#### [Instructions to follow]
Omit every image, and transcribe the remaining entries exactly as given.

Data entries
§
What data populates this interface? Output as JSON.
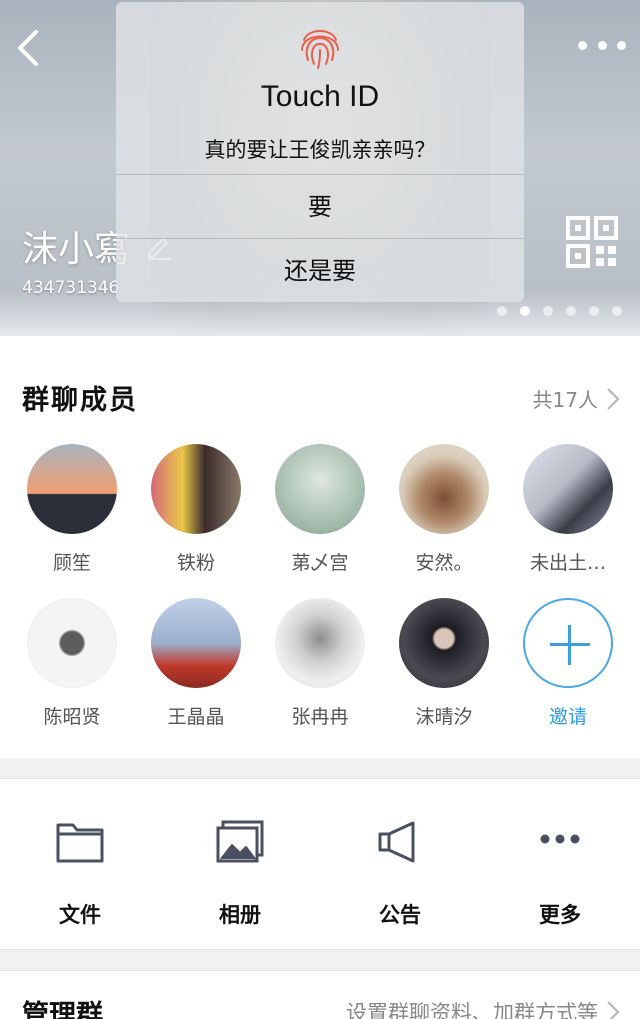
{
  "header": {
    "group_name": "沫小寫",
    "group_id": "434731346",
    "page_dots_count": 6,
    "page_dots_active": 1
  },
  "touch_id_dialog": {
    "title": "Touch ID",
    "message": "真的要让王俊凯亲亲吗？",
    "button_confirm": "要",
    "button_other": "还是要"
  },
  "members_section": {
    "title": "群聊成员",
    "count_label": "共17人",
    "members": [
      {
        "name": "顾笙",
        "colors": [
          "#f0a070",
          "#2c2f3a"
        ]
      },
      {
        "name": "铁粉",
        "colors": [
          "#d46a7a",
          "#3a2b2b"
        ]
      },
      {
        "name": "苐乄宫",
        "colors": [
          "#9fb8a8",
          "#dfe7e0"
        ]
      },
      {
        "name": "安然。",
        "colors": [
          "#d8cbb8",
          "#7b4f36"
        ]
      },
      {
        "name": "未出土…",
        "colors": [
          "#b7bcc8",
          "#3a3c48"
        ]
      },
      {
        "name": "陈昭贤",
        "colors": [
          "#f4f4f4",
          "#5c5c5c"
        ]
      },
      {
        "name": "王晶晶",
        "colors": [
          "#c0d0e8",
          "#c0392b"
        ]
      },
      {
        "name": "张冉冉",
        "colors": [
          "#eef0ef",
          "#8c8f8d"
        ]
      },
      {
        "name": "沫晴汐",
        "colors": [
          "#4a4a52",
          "#1c1c22"
        ]
      }
    ],
    "invite_label": "邀请"
  },
  "tools": [
    {
      "label": "文件",
      "icon": "folder-icon"
    },
    {
      "label": "相册",
      "icon": "photo-album-icon"
    },
    {
      "label": "公告",
      "icon": "megaphone-icon"
    },
    {
      "label": "更多",
      "icon": "more-dots-icon"
    }
  ],
  "manage": {
    "title": "管理群",
    "hint": "设置群聊资料、加群方式等"
  },
  "colors": {
    "accent": "#2f9be0",
    "icon_gray": "#4a5060"
  }
}
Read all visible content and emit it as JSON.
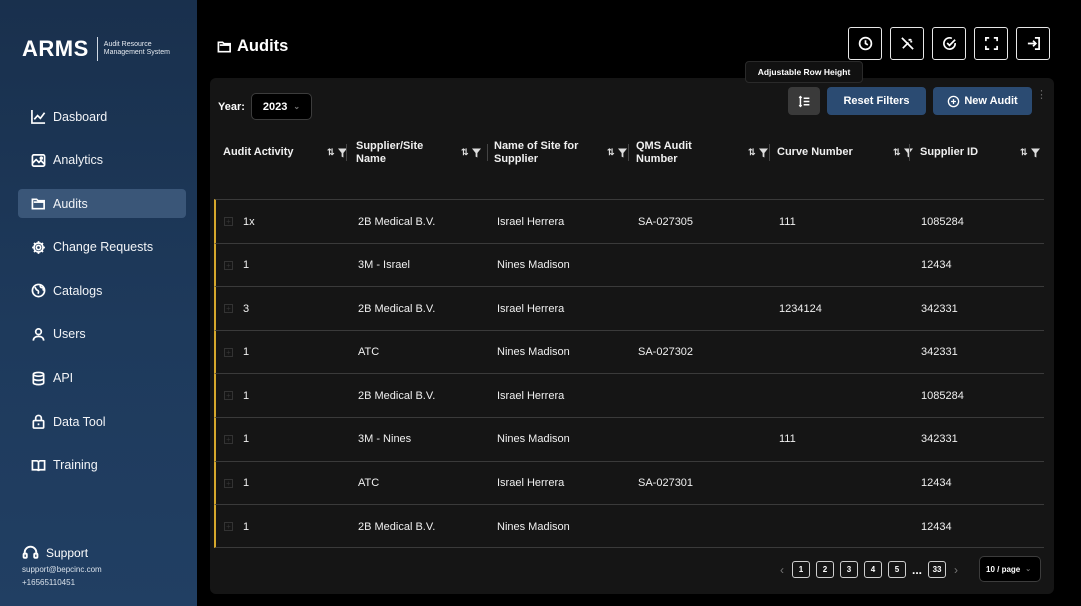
{
  "brand": {
    "name": "ARMS",
    "subtitle": "Audit Resource Management System"
  },
  "sidebar": {
    "items": [
      {
        "label": "Dasboard",
        "icon": "chart-line-icon",
        "active": false
      },
      {
        "label": "Analytics",
        "icon": "analytics-icon",
        "active": false
      },
      {
        "label": "Audits",
        "icon": "folder-icon",
        "active": true
      },
      {
        "label": "Change Requests",
        "icon": "gear-icon",
        "active": false
      },
      {
        "label": "Catalogs",
        "icon": "globe-icon",
        "active": false
      },
      {
        "label": "Users",
        "icon": "user-icon",
        "active": false
      },
      {
        "label": "API",
        "icon": "database-icon",
        "active": false
      },
      {
        "label": "Data Tool",
        "icon": "lock-icon",
        "active": false
      },
      {
        "label": "Training",
        "icon": "book-icon",
        "active": false
      }
    ],
    "support": {
      "label": "Support",
      "email": "support@bepcinc.com",
      "phone": "+16565110451"
    }
  },
  "header": {
    "title": "Audits"
  },
  "toolbar": {
    "year_label": "Year:",
    "year_value": "2023",
    "tooltip": "Adjustable Row Height",
    "reset_label": "Reset Filters",
    "new_label": "New Audit"
  },
  "table": {
    "columns": [
      "Audit Activity",
      "Supplier/Site Name",
      "Name of Site for Supplier",
      "QMS Audit Number",
      "Curve Number",
      "Supplier ID"
    ],
    "rows": [
      [
        "1x",
        "2B Medical B.V.",
        "Israel Herrera",
        "SA-027305",
        "111",
        "1085284"
      ],
      [
        "1",
        "3M - Israel",
        "Nines Madison",
        "",
        "",
        "12434"
      ],
      [
        "3",
        "2B Medical B.V.",
        "Israel Herrera",
        "",
        "1234124",
        "342331"
      ],
      [
        "1",
        "ATC",
        "Nines Madison",
        "SA-027302",
        "",
        "342331"
      ],
      [
        "1",
        "2B Medical B.V.",
        "Israel Herrera",
        "",
        "",
        "1085284"
      ],
      [
        "1",
        "3M - Nines",
        "Nines Madison",
        "",
        "111",
        "342331"
      ],
      [
        "1",
        "ATC",
        "Israel Herrera",
        "SA-027301",
        "",
        "12434"
      ],
      [
        "1",
        "2B Medical B.V.",
        "Nines Madison",
        "",
        "",
        "12434"
      ]
    ]
  },
  "pagination": {
    "pages": [
      "1",
      "2",
      "3",
      "4",
      "5"
    ],
    "ellipsis": "...",
    "last": "33",
    "per_page": "10 / page"
  }
}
§
#### [Response to this exercise]
What data populates this interface? Output as JSON.
{
  "header": {
    "group_name": "沫小寫",
    "group_id": "434731346",
    "page_dots_count": 6,
    "page_dots_active": 1
  },
  "touch_id_dialog": {
    "title": "Touch ID",
    "message": "真的要让王俊凯亲亲吗？",
    "button_confirm": "要",
    "button_other": "还是要"
  },
  "members_section": {
    "title": "群聊成员",
    "count_label": "共17人",
    "members": [
      {
        "name": "顾笙",
        "colors": [
          "#f0a070",
          "#2c2f3a"
        ]
      },
      {
        "name": "铁粉",
        "colors": [
          "#d46a7a",
          "#3a2b2b"
        ]
      },
      {
        "name": "苐乄宫",
        "colors": [
          "#9fb8a8",
          "#dfe7e0"
        ]
      },
      {
        "name": "安然。",
        "colors": [
          "#d8cbb8",
          "#7b4f36"
        ]
      },
      {
        "name": "未出土…",
        "colors": [
          "#b7bcc8",
          "#3a3c48"
        ]
      },
      {
        "name": "陈昭贤",
        "colors": [
          "#f4f4f4",
          "#5c5c5c"
        ]
      },
      {
        "name": "王晶晶",
        "colors": [
          "#c0d0e8",
          "#c0392b"
        ]
      },
      {
        "name": "张冉冉",
        "colors": [
          "#eef0ef",
          "#8c8f8d"
        ]
      },
      {
        "name": "沫晴汐",
        "colors": [
          "#4a4a52",
          "#1c1c22"
        ]
      }
    ],
    "invite_label": "邀请"
  },
  "tools": [
    {
      "label": "文件",
      "icon": "folder-icon"
    },
    {
      "label": "相册",
      "icon": "photo-album-icon"
    },
    {
      "label": "公告",
      "icon": "megaphone-icon"
    },
    {
      "label": "更多",
      "icon": "more-dots-icon"
    }
  ],
  "manage": {
    "title": "管理群",
    "hint": "设置群聊资料、加群方式等"
  },
  "colors": {
    "accent": "#2f9be0",
    "icon_gray": "#4a5060"
  }
}
Read all visible content and emit it as JSON.
{
  "brand": {
    "name": "ARMS",
    "subtitle": "Audit Resource Management System"
  },
  "sidebar": {
    "items": [
      {
        "label": "Dasboard",
        "icon": "chart-line-icon",
        "active": false
      },
      {
        "label": "Analytics",
        "icon": "analytics-icon",
        "active": false
      },
      {
        "label": "Audits",
        "icon": "folder-icon",
        "active": true
      },
      {
        "label": "Change Requests",
        "icon": "gear-icon",
        "active": false
      },
      {
        "label": "Catalogs",
        "icon": "globe-icon",
        "active": false
      },
      {
        "label": "Users",
        "icon": "user-icon",
        "active": false
      },
      {
        "label": "API",
        "icon": "database-icon",
        "active": false
      },
      {
        "label": "Data Tool",
        "icon": "lock-icon",
        "active": false
      },
      {
        "label": "Training",
        "icon": "book-icon",
        "active": false
      }
    ],
    "support": {
      "label": "Support",
      "email": "support@bepcinc.com",
      "phone": "+16565110451"
    }
  },
  "header": {
    "title": "Audits"
  },
  "toolbar": {
    "year_label": "Year:",
    "year_value": "2023",
    "tooltip": "Adjustable Row Height",
    "reset_label": "Reset Filters",
    "new_label": "New Audit"
  },
  "table": {
    "columns": [
      "Audit Activity",
      "Supplier/Site Name",
      "Name of Site for Supplier",
      "QMS Audit Number",
      "Curve Number",
      "Supplier ID"
    ],
    "rows": [
      [
        "1x",
        "2B Medical B.V.",
        "Israel Herrera",
        "SA-027305",
        "111",
        "1085284"
      ],
      [
        "1",
        "3M - Israel",
        "Nines Madison",
        "",
        "",
        "12434"
      ],
      [
        "3",
        "2B Medical B.V.",
        "Israel Herrera",
        "",
        "1234124",
        "342331"
      ],
      [
        "1",
        "ATC",
        "Nines Madison",
        "SA-027302",
        "",
        "342331"
      ],
      [
        "1",
        "2B Medical B.V.",
        "Israel Herrera",
        "",
        "",
        "1085284"
      ],
      [
        "1",
        "3M - Nines",
        "Nines Madison",
        "",
        "111",
        "342331"
      ],
      [
        "1",
        "ATC",
        "Israel Herrera",
        "SA-027301",
        "",
        "12434"
      ],
      [
        "1",
        "2B Medical B.V.",
        "Nines Madison",
        "",
        "",
        "12434"
      ]
    ]
  },
  "pagination": {
    "pages": [
      "1",
      "2",
      "3",
      "4",
      "5"
    ],
    "ellipsis": "...",
    "last": "33",
    "per_page": "10 / page"
  }
}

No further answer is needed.